## BRIEF
Copy the data exactly; pictures stay out of the copy.

═══ RECORDS PROVIDED ═══

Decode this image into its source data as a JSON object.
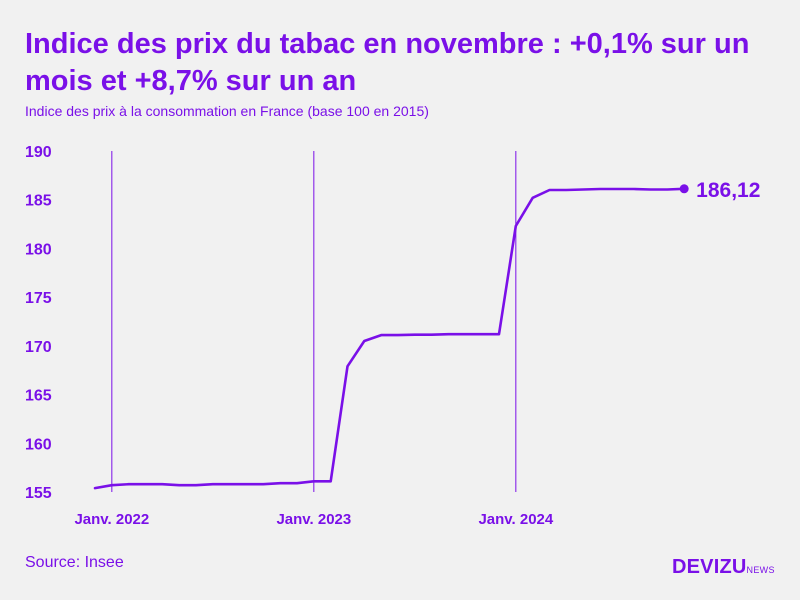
{
  "title": "Indice des prix du tabac en novembre : +0,1% sur un mois et +8,7% sur un an",
  "subtitle": "Indice des prix à la consommation en France (base 100 en 2015)",
  "source": "Source: Insee",
  "logo": {
    "main": "DEVIZU",
    "sub": "NEWS"
  },
  "colors": {
    "accent": "#7a10e8",
    "background": "#f1f1f1",
    "line": "#7a10e8"
  },
  "chart_data": {
    "type": "line",
    "title": "Indice des prix du tabac en novembre : +0,1% sur un mois et +8,7% sur un an",
    "subtitle": "Indice des prix à la consommation en France (base 100 en 2015)",
    "xlabel": "",
    "ylabel": "",
    "ylim": [
      155,
      190
    ],
    "yticks": [
      190,
      185,
      180,
      175,
      170,
      165,
      160,
      155
    ],
    "xticks": [
      "Janv. 2022",
      "Janv. 2023",
      "Janv. 2024"
    ],
    "x": [
      "2021-12",
      "2022-01",
      "2022-02",
      "2022-03",
      "2022-04",
      "2022-05",
      "2022-06",
      "2022-07",
      "2022-08",
      "2022-09",
      "2022-10",
      "2022-11",
      "2022-12",
      "2023-01",
      "2023-02",
      "2023-03",
      "2023-04",
      "2023-05",
      "2023-06",
      "2023-07",
      "2023-08",
      "2023-09",
      "2023-10",
      "2023-11",
      "2023-12",
      "2024-01",
      "2024-02",
      "2024-03",
      "2024-04",
      "2024-05",
      "2024-06",
      "2024-07",
      "2024-08",
      "2024-09",
      "2024-10",
      "2024-11"
    ],
    "values": [
      155.4,
      155.7,
      155.8,
      155.8,
      155.8,
      155.7,
      155.7,
      155.8,
      155.8,
      155.8,
      155.8,
      155.9,
      155.9,
      156.1,
      156.1,
      167.9,
      170.5,
      171.1,
      171.1,
      171.15,
      171.15,
      171.2,
      171.2,
      171.2,
      171.2,
      182.3,
      185.2,
      186.0,
      186.0,
      186.05,
      186.1,
      186.1,
      186.1,
      186.05,
      186.05,
      186.12
    ],
    "last_label": "186,12",
    "grid": "vertical lines at January of each year",
    "legend": "none"
  }
}
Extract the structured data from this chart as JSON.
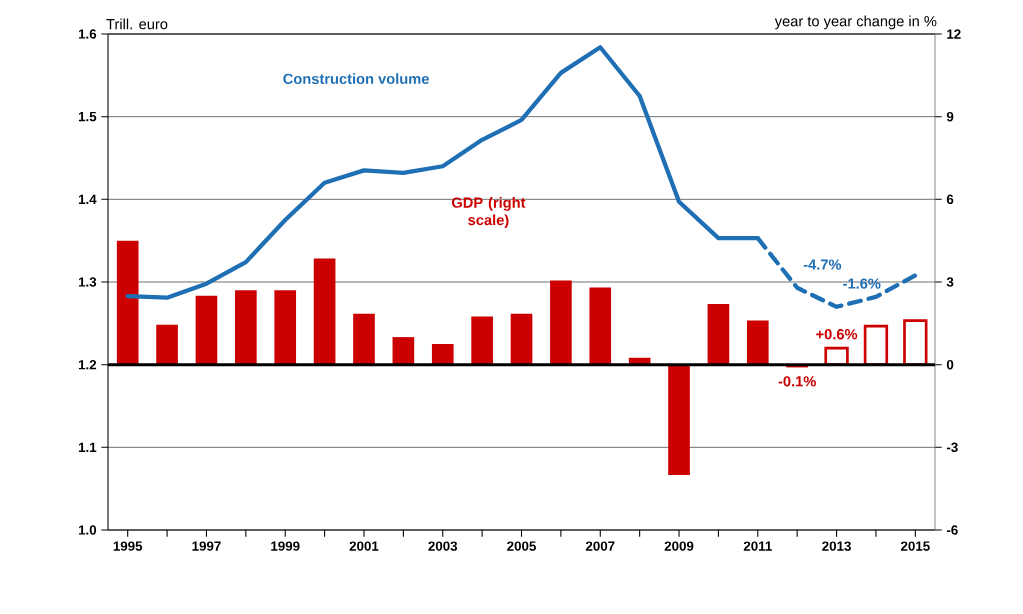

═══

## EXPECTED ANSWER
Decode this image into its source data as a JSON object.
{
  "title": "Indice des prix du tabac en novembre : +0,1% sur un mois et +8,7% sur un an",
  "subtitle": "Indice des prix à la consommation en France (base 100 en 2015)",
  "source": "Source: Insee",
  "logo": {
    "main": "DEVIZU",
    "sub": "NEWS"
  },
  "colors": {
    "accent": "#7a10e8",
    "background": "#f1f1f1",
    "line": "#7a10e8"
  },
  "chart_data": {
    "type": "line",
    "title": "Indice des prix du tabac en novembre : +0,1% sur un mois et +8,7% sur un an",
    "subtitle": "Indice des prix à la consommation en France (base 100 en 2015)",
    "xlabel": "",
    "ylabel": "",
    "ylim": [
      155,
      190
    ],
    "yticks": [
      190,
      185,
      180,
      175,
      170,
      165,
      160,
      155
    ],
    "xticks": [
      "Janv. 2022",
      "Janv. 2023",
      "Janv. 2024"
    ],
    "x": [
      "2021-12",
      "2022-01",
      "2022-02",
      "2022-03",
      "2022-04",
      "2022-05",
      "2022-06",
      "2022-07",
      "2022-08",
      "2022-09",
      "2022-10",
      "2022-11",
      "2022-12",
      "2023-01",
      "2023-02",
      "2023-03",
      "2023-04",
      "2023-05",
      "2023-06",
      "2023-07",
      "2023-08",
      "2023-09",
      "2023-10",
      "2023-11",
      "2023-12",
      "2024-01",
      "2024-02",
      "2024-03",
      "2024-04",
      "2024-05",
      "2024-06",
      "2024-07",
      "2024-08",
      "2024-09",
      "2024-10",
      "2024-11"
    ],
    "values": [
      155.4,
      155.7,
      155.8,
      155.8,
      155.8,
      155.7,
      155.7,
      155.8,
      155.8,
      155.8,
      155.8,
      155.9,
      155.9,
      156.1,
      156.1,
      167.9,
      170.5,
      171.1,
      171.1,
      171.15,
      171.15,
      171.2,
      171.2,
      171.2,
      171.2,
      182.3,
      185.2,
      186.0,
      186.0,
      186.05,
      186.1,
      186.1,
      186.1,
      186.05,
      186.05,
      186.12
    ],
    "last_label": "186,12",
    "grid": "vertical lines at January of each year",
    "legend": "none"
  }
}
Extract the structured data from this chart as JSON.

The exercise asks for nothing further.